→ Aim of the task:
How many lines of the entries below include the word "your"? Answer with the number alone.

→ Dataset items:
** BEGIN **
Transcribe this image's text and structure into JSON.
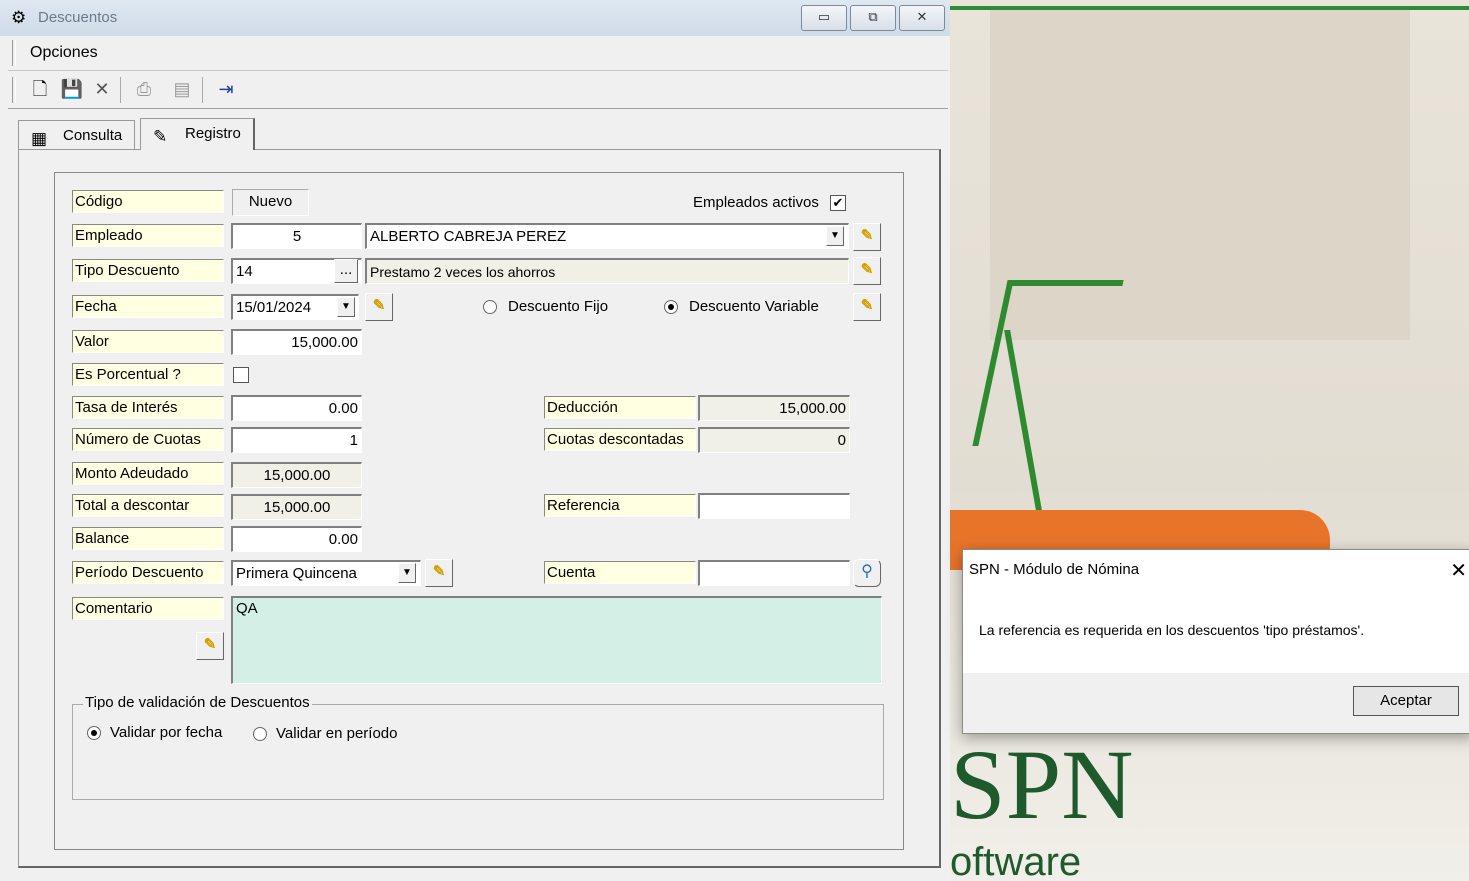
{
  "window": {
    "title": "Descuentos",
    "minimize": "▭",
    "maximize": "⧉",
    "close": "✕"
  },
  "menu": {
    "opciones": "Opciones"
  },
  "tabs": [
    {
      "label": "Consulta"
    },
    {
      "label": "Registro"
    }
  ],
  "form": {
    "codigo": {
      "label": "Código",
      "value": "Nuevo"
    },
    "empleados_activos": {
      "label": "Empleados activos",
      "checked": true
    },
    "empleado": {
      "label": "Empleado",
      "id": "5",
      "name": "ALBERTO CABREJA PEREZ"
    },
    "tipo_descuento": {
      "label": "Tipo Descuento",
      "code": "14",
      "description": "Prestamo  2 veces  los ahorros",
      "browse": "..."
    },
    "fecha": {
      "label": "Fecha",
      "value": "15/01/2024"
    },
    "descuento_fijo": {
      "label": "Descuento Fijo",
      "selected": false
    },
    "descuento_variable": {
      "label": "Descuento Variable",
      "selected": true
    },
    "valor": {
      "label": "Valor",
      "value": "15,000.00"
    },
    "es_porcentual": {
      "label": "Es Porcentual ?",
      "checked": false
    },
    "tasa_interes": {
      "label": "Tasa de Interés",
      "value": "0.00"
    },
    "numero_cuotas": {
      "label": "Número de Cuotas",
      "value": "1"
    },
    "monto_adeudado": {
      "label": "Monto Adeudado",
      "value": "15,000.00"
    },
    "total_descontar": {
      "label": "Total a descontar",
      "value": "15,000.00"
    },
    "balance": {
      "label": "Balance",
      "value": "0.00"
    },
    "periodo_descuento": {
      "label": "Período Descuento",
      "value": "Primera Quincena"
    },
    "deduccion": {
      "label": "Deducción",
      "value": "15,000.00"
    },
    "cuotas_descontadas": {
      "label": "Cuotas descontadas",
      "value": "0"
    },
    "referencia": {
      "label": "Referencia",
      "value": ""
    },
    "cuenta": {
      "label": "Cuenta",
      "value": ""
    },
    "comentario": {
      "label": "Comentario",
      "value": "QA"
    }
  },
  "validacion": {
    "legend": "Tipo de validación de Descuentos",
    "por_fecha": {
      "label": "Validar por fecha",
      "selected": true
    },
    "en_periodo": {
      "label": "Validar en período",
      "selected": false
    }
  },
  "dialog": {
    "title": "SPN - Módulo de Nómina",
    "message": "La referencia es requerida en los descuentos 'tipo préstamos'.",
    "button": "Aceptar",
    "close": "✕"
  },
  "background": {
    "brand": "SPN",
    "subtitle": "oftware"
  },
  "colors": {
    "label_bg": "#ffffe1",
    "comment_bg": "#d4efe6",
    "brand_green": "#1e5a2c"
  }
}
** END **
** BEGIN **
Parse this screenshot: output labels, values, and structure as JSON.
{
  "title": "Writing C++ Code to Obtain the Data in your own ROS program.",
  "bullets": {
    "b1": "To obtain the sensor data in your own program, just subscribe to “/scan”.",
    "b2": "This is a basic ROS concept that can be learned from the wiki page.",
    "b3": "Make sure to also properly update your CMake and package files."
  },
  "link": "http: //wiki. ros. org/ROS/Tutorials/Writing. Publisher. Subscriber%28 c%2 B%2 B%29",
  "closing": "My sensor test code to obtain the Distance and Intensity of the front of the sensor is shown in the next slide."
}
** END **
→ Right answer:
3